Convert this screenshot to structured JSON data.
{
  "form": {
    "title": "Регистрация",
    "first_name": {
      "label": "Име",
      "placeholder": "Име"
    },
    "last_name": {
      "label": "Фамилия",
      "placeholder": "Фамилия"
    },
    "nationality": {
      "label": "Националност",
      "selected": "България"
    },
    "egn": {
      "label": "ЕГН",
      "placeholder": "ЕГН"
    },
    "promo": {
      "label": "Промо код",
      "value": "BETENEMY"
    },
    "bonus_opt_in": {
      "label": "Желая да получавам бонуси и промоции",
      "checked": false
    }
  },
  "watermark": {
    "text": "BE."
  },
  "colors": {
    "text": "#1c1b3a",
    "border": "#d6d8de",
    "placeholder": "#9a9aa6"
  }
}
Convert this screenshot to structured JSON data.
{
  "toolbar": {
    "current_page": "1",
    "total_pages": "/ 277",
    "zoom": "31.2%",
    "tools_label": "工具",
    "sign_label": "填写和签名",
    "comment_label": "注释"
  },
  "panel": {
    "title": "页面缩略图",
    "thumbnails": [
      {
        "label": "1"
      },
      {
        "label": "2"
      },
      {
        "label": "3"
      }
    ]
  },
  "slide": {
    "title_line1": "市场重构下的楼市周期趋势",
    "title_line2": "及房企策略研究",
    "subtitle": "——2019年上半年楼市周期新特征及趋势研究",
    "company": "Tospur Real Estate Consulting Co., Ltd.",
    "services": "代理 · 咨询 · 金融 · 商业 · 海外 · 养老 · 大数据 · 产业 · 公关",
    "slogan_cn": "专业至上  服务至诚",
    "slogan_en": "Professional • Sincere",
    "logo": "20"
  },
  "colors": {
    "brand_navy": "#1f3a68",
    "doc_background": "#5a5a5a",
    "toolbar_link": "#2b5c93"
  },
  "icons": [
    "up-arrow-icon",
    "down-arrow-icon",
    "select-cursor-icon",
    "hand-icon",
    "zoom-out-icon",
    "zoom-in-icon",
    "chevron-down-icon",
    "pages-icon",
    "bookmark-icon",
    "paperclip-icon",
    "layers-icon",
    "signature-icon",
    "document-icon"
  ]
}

*Task:* All of the entries need to be reproduced exactly; please write them out.

*Solution to this exercise:*
Convert this screenshot to structured JSON data.
{
  "form": {
    "title": "Регистрация",
    "first_name": {
      "label": "Име",
      "placeholder": "Име"
    },
    "last_name": {
      "label": "Фамилия",
      "placeholder": "Фамилия"
    },
    "nationality": {
      "label": "Националност",
      "selected": "България"
    },
    "egn": {
      "label": "ЕГН",
      "placeholder": "ЕГН"
    },
    "promo": {
      "label": "Промо код",
      "value": "BETENEMY"
    },
    "bonus_opt_in": {
      "label": "Желая да получавам бонуси и промоции",
      "checked": false
    }
  },
  "watermark": {
    "text": "BE."
  },
  "colors": {
    "text": "#1c1b3a",
    "border": "#d6d8de",
    "placeholder": "#9a9aa6"
  }
}
Convert this screenshot to structured JSON data.
{
  "toolbar": {
    "current_page": "1",
    "total_pages": "/ 277",
    "zoom": "31.2%",
    "tools_label": "工具",
    "sign_label": "填写和签名",
    "comment_label": "注释"
  },
  "panel": {
    "title": "页面缩略图",
    "thumbnails": [
      {
        "label": "1"
      },
      {
        "label": "2"
      },
      {
        "label": "3"
      }
    ]
  },
  "slide": {
    "title_line1": "市场重构下的楼市周期趋势",
    "title_line2": "及房企策略研究",
    "subtitle": "——2019年上半年楼市周期新特征及趋势研究",
    "company": "Tospur Real Estate Consulting Co., Ltd.",
    "services": "代理 · 咨询 · 金融 · 商业 · 海外 · 养老 · 大数据 · 产业 · 公关",
    "slogan_cn": "专业至上  服务至诚",
    "slogan_en": "Professional • Sincere",
    "logo": "20"
  },
  "colors": {
    "brand_navy": "#1f3a68",
    "doc_background": "#5a5a5a",
    "toolbar_link": "#2b5c93"
  },
  "icons": [
    "up-arrow-icon",
    "down-arrow-icon",
    "select-cursor-icon",
    "hand-icon",
    "zoom-out-icon",
    "zoom-in-icon",
    "chevron-down-icon",
    "pages-icon",
    "bookmark-icon",
    "paperclip-icon",
    "layers-icon",
    "signature-icon",
    "document-icon"
  ]
}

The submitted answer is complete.